───── LISTED ENTRIES
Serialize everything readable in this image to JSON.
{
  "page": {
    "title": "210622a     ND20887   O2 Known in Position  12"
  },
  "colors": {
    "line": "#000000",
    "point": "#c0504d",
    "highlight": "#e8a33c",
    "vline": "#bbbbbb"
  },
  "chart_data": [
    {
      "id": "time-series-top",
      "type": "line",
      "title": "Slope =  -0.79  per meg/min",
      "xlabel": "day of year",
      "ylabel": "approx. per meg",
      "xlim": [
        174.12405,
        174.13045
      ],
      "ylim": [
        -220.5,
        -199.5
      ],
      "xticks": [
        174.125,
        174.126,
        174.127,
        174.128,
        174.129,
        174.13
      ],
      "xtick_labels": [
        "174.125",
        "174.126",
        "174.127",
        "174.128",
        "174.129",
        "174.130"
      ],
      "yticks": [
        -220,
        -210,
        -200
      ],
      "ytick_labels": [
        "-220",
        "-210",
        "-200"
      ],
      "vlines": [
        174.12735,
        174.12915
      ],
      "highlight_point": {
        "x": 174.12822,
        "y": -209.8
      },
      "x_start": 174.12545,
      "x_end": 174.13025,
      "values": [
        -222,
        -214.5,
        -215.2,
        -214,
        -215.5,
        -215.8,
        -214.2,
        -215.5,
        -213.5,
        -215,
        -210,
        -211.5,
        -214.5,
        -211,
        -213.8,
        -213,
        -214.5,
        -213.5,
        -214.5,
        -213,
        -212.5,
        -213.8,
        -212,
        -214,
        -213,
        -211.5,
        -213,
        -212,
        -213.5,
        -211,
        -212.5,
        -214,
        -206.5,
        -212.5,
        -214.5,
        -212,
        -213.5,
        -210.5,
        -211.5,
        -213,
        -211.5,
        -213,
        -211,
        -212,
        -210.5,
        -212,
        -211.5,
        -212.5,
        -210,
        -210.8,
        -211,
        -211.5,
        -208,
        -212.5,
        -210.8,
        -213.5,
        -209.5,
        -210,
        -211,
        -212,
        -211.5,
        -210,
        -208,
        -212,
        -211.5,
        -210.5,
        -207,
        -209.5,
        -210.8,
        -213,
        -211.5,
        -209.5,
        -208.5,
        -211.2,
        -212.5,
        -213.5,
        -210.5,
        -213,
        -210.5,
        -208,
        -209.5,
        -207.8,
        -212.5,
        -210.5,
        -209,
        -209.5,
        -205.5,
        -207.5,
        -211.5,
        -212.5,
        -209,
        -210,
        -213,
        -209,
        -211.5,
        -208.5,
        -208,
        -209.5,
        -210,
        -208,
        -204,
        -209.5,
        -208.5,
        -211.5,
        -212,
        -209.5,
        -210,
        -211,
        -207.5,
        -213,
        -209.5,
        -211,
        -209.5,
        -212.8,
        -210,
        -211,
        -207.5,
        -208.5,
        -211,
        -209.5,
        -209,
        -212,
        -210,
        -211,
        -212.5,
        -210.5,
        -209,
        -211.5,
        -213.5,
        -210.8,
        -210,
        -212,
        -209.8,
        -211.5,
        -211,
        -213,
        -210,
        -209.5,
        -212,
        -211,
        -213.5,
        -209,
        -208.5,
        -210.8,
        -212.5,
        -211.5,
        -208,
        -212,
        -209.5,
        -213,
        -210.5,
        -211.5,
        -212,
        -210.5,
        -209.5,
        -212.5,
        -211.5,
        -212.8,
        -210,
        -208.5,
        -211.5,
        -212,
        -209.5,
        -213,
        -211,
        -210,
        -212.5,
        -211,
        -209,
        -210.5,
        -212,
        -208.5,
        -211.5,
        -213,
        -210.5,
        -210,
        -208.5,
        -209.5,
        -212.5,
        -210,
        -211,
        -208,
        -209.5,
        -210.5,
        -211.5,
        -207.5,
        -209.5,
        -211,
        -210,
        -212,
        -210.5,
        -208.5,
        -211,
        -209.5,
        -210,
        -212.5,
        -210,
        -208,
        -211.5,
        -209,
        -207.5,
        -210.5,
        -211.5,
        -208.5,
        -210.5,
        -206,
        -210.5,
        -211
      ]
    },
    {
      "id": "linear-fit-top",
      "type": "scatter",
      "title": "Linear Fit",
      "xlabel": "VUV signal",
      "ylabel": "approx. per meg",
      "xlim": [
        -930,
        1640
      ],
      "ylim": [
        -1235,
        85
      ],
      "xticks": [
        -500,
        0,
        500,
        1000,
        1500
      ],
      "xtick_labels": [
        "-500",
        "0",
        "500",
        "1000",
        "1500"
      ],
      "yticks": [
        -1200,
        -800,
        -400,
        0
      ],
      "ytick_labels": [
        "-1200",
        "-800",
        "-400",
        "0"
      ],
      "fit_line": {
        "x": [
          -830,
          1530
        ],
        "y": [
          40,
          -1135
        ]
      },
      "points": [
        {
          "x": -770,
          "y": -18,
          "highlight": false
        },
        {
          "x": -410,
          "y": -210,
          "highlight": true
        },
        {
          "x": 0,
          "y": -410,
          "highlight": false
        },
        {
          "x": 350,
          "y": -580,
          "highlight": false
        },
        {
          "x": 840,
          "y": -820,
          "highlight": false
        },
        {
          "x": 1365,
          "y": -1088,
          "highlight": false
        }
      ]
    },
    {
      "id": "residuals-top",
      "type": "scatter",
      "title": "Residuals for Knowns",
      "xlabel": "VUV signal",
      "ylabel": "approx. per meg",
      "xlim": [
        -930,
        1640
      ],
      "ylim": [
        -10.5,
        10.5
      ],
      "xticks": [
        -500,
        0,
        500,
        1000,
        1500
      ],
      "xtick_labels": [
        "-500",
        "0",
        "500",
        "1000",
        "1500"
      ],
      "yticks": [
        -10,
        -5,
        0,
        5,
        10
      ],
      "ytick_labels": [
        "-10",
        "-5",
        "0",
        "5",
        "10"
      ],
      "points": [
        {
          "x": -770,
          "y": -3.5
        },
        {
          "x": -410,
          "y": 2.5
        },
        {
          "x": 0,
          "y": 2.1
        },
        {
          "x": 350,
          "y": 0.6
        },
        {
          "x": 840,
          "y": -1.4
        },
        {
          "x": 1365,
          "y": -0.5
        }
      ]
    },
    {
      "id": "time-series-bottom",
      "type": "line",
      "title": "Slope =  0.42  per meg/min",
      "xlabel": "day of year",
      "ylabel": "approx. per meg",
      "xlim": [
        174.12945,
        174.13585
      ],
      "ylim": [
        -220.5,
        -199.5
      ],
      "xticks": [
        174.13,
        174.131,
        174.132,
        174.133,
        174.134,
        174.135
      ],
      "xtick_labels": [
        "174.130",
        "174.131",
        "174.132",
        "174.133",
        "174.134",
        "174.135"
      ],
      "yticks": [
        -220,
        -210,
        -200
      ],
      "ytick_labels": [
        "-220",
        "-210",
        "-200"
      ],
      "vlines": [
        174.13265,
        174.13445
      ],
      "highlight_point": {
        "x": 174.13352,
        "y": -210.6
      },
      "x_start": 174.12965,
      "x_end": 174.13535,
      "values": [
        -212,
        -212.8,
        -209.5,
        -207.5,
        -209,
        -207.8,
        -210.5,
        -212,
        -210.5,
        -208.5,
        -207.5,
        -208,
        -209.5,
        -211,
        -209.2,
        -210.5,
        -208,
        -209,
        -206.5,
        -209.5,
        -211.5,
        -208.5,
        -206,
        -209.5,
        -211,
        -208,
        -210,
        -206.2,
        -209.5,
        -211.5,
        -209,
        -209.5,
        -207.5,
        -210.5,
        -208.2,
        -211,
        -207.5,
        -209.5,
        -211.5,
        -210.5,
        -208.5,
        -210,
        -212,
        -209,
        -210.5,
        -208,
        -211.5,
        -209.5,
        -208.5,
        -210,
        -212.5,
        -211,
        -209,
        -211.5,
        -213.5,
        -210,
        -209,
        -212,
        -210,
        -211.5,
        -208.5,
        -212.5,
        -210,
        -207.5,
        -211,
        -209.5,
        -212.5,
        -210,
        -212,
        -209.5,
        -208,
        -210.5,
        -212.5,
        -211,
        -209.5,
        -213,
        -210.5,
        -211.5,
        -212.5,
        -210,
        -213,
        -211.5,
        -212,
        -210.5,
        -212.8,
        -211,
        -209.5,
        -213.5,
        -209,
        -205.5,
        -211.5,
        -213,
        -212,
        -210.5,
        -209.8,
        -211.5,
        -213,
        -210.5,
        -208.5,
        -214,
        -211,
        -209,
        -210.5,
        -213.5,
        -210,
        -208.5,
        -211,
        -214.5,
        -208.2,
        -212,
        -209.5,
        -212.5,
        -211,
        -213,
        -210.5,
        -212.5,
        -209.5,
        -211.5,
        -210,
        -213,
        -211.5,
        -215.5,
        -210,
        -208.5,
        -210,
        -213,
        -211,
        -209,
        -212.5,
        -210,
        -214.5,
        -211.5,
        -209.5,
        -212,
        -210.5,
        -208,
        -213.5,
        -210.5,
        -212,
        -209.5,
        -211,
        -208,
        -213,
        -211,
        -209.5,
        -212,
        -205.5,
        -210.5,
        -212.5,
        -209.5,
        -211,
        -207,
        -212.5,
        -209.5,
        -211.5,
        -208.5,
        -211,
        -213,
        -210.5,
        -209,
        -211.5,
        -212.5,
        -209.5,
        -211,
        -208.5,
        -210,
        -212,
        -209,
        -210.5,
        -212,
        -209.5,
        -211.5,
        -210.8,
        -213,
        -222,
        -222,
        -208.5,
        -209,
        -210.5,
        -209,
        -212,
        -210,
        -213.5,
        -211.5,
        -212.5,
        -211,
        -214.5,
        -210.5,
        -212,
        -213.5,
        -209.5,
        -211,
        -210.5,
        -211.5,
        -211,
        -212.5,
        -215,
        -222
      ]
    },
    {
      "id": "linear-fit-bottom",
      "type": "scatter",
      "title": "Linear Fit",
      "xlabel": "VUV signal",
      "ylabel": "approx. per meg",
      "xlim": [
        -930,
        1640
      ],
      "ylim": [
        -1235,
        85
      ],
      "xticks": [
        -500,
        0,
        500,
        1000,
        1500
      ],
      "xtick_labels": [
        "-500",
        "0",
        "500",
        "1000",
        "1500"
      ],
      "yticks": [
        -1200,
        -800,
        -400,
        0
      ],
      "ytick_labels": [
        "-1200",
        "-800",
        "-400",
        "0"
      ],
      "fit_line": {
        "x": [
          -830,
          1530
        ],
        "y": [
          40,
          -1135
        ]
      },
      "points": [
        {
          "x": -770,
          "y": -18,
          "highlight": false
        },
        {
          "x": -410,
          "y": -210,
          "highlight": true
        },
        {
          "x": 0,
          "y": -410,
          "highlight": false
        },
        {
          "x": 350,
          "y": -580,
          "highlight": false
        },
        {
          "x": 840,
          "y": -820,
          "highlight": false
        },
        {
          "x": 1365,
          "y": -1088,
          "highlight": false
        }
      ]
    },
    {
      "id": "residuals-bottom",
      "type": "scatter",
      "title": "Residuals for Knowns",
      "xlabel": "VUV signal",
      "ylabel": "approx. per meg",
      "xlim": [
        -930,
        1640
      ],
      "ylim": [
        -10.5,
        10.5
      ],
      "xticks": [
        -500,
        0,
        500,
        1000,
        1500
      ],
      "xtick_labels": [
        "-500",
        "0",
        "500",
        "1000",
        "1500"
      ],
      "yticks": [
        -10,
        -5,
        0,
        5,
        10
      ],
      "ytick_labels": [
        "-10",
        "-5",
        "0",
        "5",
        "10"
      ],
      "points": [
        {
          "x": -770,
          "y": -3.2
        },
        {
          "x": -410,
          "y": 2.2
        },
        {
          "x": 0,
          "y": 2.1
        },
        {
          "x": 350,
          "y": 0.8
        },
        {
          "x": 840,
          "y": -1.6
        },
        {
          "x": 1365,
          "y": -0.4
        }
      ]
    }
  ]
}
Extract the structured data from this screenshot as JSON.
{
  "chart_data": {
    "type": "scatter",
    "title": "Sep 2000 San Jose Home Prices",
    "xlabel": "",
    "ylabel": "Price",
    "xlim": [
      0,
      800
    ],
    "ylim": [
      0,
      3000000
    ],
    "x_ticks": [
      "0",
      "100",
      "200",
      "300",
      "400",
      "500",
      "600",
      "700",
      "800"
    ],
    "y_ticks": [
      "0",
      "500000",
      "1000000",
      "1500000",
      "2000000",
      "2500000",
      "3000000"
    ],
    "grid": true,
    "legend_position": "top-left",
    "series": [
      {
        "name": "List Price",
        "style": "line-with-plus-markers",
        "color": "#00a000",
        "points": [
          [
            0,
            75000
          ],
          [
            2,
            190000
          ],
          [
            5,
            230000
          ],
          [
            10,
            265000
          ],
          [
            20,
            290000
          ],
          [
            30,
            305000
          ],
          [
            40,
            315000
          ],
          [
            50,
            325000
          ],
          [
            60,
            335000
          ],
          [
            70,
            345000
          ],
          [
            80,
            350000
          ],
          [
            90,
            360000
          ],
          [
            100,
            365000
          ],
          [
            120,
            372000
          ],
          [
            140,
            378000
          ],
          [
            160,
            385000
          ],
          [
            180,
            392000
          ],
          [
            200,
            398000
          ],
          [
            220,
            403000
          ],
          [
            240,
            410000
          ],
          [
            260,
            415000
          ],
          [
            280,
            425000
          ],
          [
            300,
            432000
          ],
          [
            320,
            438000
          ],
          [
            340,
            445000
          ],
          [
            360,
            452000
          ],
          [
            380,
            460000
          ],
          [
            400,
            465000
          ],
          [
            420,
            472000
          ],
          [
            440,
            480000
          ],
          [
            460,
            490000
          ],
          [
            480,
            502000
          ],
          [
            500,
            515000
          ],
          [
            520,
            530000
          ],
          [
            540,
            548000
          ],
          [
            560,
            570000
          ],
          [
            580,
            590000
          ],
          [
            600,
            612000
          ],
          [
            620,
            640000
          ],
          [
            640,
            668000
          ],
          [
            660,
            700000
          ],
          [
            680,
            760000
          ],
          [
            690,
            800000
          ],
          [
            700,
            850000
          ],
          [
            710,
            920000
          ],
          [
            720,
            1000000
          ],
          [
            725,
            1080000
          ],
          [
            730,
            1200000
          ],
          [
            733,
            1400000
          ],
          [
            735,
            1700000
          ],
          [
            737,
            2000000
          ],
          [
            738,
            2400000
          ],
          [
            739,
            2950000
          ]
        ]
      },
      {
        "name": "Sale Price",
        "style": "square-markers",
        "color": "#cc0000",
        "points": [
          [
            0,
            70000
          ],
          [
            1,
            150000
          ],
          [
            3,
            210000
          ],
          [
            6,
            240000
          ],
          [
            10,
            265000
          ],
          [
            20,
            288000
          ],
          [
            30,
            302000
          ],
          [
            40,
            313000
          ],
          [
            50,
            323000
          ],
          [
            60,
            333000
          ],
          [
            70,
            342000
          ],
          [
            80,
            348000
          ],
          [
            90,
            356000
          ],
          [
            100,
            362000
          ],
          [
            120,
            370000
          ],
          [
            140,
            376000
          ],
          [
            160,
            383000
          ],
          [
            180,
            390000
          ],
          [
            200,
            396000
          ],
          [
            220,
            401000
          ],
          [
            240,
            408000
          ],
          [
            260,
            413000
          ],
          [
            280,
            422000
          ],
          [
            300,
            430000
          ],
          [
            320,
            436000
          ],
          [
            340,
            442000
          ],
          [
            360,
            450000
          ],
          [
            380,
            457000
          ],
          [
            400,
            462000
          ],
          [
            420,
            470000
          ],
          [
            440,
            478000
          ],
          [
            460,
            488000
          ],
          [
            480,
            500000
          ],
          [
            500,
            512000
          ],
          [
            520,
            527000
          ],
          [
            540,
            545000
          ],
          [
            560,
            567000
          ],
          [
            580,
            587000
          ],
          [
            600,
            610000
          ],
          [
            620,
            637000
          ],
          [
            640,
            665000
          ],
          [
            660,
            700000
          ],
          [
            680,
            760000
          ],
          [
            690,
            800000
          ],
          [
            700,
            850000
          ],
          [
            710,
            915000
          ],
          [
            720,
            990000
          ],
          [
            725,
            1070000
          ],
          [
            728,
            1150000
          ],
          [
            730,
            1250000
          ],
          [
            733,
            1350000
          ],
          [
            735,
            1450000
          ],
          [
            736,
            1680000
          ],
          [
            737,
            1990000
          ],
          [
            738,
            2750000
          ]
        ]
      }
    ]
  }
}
──────────
**SET PROBLEM:** Looking at the records above, report how many lines contain the word "style". Answer with the number only.

**RESULT:** 2